DIRECTIVE:
Type the records out again in full, exactly.

DATA FOR THE TASK:
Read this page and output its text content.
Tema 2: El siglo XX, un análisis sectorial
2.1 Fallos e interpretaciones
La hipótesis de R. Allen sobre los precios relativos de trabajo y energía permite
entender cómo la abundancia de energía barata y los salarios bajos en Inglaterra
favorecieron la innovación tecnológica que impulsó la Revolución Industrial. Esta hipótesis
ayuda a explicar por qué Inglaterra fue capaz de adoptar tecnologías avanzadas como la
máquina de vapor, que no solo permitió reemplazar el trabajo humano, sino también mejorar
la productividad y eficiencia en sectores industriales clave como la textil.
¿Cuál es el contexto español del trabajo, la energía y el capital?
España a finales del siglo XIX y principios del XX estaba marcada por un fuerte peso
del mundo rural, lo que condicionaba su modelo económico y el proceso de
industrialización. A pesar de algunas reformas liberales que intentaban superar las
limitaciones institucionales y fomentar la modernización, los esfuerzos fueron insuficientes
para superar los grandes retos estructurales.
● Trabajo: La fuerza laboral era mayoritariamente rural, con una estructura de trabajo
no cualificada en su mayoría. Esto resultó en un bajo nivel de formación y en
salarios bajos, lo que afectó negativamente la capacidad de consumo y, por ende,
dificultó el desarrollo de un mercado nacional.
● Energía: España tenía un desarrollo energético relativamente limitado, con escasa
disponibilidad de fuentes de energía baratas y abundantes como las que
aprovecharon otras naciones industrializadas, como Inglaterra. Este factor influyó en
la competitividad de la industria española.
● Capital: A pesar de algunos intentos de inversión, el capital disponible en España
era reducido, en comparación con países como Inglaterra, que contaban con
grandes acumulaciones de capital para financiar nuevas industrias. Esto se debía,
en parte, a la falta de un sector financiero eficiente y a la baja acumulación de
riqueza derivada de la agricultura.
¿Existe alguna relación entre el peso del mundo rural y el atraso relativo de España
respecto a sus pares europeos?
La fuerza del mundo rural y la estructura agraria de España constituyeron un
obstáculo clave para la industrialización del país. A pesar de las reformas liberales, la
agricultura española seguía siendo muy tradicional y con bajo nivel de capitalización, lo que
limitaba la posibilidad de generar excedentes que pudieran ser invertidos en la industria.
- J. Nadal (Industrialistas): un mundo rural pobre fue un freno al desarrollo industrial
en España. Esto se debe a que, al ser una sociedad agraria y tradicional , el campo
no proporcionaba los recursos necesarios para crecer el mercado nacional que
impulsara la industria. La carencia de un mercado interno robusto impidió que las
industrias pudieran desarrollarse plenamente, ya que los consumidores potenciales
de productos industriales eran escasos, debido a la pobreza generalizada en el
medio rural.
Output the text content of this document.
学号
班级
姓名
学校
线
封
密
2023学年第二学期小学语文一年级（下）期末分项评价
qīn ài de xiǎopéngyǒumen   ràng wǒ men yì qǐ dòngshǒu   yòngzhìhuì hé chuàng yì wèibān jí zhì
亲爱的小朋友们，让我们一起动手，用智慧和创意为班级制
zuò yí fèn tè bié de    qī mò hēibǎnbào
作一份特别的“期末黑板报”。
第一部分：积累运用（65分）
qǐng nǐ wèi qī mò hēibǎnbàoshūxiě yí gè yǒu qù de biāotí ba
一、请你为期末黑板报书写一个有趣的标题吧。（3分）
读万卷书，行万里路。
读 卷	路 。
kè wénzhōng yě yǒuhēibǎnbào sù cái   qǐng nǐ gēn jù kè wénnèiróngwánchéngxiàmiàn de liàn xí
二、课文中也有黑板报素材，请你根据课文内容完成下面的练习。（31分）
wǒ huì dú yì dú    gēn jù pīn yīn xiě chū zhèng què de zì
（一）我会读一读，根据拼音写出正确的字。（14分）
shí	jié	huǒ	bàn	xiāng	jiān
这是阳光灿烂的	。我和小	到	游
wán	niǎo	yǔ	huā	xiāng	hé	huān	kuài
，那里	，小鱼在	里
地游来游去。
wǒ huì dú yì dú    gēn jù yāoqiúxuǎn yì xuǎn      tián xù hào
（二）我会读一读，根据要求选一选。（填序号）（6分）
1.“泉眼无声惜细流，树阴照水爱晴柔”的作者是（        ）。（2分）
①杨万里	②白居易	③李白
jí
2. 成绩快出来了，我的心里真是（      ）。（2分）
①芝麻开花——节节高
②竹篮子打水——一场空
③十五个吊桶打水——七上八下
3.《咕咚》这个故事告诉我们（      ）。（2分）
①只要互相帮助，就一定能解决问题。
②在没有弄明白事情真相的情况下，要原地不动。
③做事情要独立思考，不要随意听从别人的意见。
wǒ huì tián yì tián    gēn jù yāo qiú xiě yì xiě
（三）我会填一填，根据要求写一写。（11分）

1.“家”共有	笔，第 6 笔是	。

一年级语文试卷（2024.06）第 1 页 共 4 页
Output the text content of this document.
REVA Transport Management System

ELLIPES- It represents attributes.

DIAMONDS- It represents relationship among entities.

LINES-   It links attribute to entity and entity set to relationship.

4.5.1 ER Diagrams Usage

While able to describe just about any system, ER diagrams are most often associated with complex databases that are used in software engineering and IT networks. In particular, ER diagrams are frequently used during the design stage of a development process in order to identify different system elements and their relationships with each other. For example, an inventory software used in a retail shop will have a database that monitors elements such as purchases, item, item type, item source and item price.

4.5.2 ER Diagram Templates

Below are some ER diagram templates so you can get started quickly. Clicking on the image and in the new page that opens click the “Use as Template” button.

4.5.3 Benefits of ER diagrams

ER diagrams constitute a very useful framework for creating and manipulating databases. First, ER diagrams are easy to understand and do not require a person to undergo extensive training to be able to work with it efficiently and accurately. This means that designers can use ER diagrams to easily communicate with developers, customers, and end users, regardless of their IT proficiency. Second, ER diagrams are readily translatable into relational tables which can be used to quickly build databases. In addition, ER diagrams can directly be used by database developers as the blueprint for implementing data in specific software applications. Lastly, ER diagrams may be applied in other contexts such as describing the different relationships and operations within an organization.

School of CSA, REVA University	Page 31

SOLUTION:
Read this page and output its text content.
Tema 2: El siglo XX, un análisis sectorial
2.1 Fallos e interpretaciones
La hipótesis de R. Allen sobre los precios relativos de trabajo y energía permite
entender cómo la abundancia de energía barata y los salarios bajos en Inglaterra
favorecieron la innovación tecnológica que impulsó la Revolución Industrial. Esta hipótesis
ayuda a explicar por qué Inglaterra fue capaz de adoptar tecnologías avanzadas como la
máquina de vapor, que no solo permitió reemplazar el trabajo humano, sino también mejorar
la productividad y eficiencia en sectores industriales clave como la textil.
¿Cuál es el contexto español del trabajo, la energía y el capital?
España a finales del siglo XIX y principios del XX estaba marcada por un fuerte peso
del mundo rural, lo que condicionaba su modelo económico y el proceso de
industrialización. A pesar de algunas reformas liberales que intentaban superar las
limitaciones institucionales y fomentar la modernización, los esfuerzos fueron insuficientes
para superar los grandes retos estructurales.
● Trabajo: La fuerza laboral era mayoritariamente rural, con una estructura de trabajo
no cualificada en su mayoría. Esto resultó en un bajo nivel de formación y en
salarios bajos, lo que afectó negativamente la capacidad de consumo y, por ende,
dificultó el desarrollo de un mercado nacional.
● Energía: España tenía un desarrollo energético relativamente limitado, con escasa
disponibilidad de fuentes de energía baratas y abundantes como las que
aprovecharon otras naciones industrializadas, como Inglaterra. Este factor influyó en
la competitividad de la industria española.
● Capital: A pesar de algunos intentos de inversión, el capital disponible en España
era reducido, en comparación con países como Inglaterra, que contaban con
grandes acumulaciones de capital para financiar nuevas industrias. Esto se debía,
en parte, a la falta de un sector financiero eficiente y a la baja acumulación de
riqueza derivada de la agricultura.
¿Existe alguna relación entre el peso del mundo rural y el atraso relativo de España
respecto a sus pares europeos?
La fuerza del mundo rural y la estructura agraria de España constituyeron un
obstáculo clave para la industrialización del país. A pesar de las reformas liberales, la
agricultura española seguía siendo muy tradicional y con bajo nivel de capitalización, lo que
limitaba la posibilidad de generar excedentes que pudieran ser invertidos en la industria.
- J. Nadal (Industrialistas): un mundo rural pobre fue un freno al desarrollo industrial
en España. Esto se debe a que, al ser una sociedad agraria y tradicional , el campo
no proporcionaba los recursos necesarios para crecer el mercado nacional que
impulsara la industria. La carencia de un mercado interno robusto impidió que las
industrias pudieran desarrollarse plenamente, ya que los consumidores potenciales
de productos industriales eran escasos, debido a la pobreza generalizada en el
medio rural.
Output the text content of this document.
学号
班级
姓名
学校
线
封
密
2023学年第二学期小学语文一年级（下）期末分项评价
qīn ài de xiǎopéngyǒumen   ràng wǒ men yì qǐ dòngshǒu   yòngzhìhuì hé chuàng yì wèibān jí zhì
亲爱的小朋友们，让我们一起动手，用智慧和创意为班级制
zuò yí fèn tè bié de    qī mò hēibǎnbào
作一份特别的“期末黑板报”。
第一部分：积累运用（65分）
qǐng nǐ wèi qī mò hēibǎnbàoshūxiě yí gè yǒu qù de biāotí ba
一、请你为期末黑板报书写一个有趣的标题吧。（3分）
读万卷书，行万里路。
读 卷	路 。
kè wénzhōng yě yǒuhēibǎnbào sù cái   qǐng nǐ gēn jù kè wénnèiróngwánchéngxiàmiàn de liàn xí
二、课文中也有黑板报素材，请你根据课文内容完成下面的练习。（31分）
wǒ huì dú yì dú    gēn jù pīn yīn xiě chū zhèng què de zì
（一）我会读一读，根据拼音写出正确的字。（14分）
shí	jié	huǒ	bàn	xiāng	jiān
这是阳光灿烂的	。我和小	到	游
wán	niǎo	yǔ	huā	xiāng	hé	huān	kuài
，那里	，小鱼在	里
地游来游去。
wǒ huì dú yì dú    gēn jù yāoqiúxuǎn yì xuǎn      tián xù hào
（二）我会读一读，根据要求选一选。（填序号）（6分）
1.“泉眼无声惜细流，树阴照水爱晴柔”的作者是（        ）。（2分）
①杨万里	②白居易	③李白
jí
2. 成绩快出来了，我的心里真是（      ）。（2分）
①芝麻开花——节节高
②竹篮子打水——一场空
③十五个吊桶打水——七上八下
3.《咕咚》这个故事告诉我们（      ）。（2分）
①只要互相帮助，就一定能解决问题。
②在没有弄明白事情真相的情况下，要原地不动。
③做事情要独立思考，不要随意听从别人的意见。
wǒ huì tián yì tián    gēn jù yāo qiú xiě yì xiě
（三）我会填一填，根据要求写一写。（11分）

1.“家”共有	笔，第 6 笔是	。

一年级语文试卷（2024.06）第 1 页 共 4 页
Output the text content of this document.
REVA Transport Management System

ELLIPES- It represents attributes.

DIAMONDS- It represents relationship among entities.

LINES-   It links attribute to entity and entity set to relationship.

4.5.1 ER Diagrams Usage

While able to describe just about any system, ER diagrams are most often associated with complex databases that are used in software engineering and IT networks. In particular, ER diagrams are frequently used during the design stage of a development process in order to identify different system elements and their relationships with each other. For example, an inventory software used in a retail shop will have a database that monitors elements such as purchases, item, item type, item source and item price.

4.5.2 ER Diagram Templates

Below are some ER diagram templates so you can get started quickly. Clicking on the image and in the new page that opens click the “Use as Template” button.

4.5.3 Benefits of ER diagrams

ER diagrams constitute a very useful framework for creating and manipulating databases. First, ER diagrams are easy to understand and do not require a person to undergo extensive training to be able to work with it efficiently and accurately. This means that designers can use ER diagrams to easily communicate with developers, customers, and end users, regardless of their IT proficiency. Second, ER diagrams are readily translatable into relational tables which can be used to quickly build databases. In addition, ER diagrams can directly be used by database developers as the blueprint for implementing data in specific software applications. Lastly, ER diagrams may be applied in other contexts such as describing the different relationships and operations within an organization.

School of CSA, REVA University	Page 31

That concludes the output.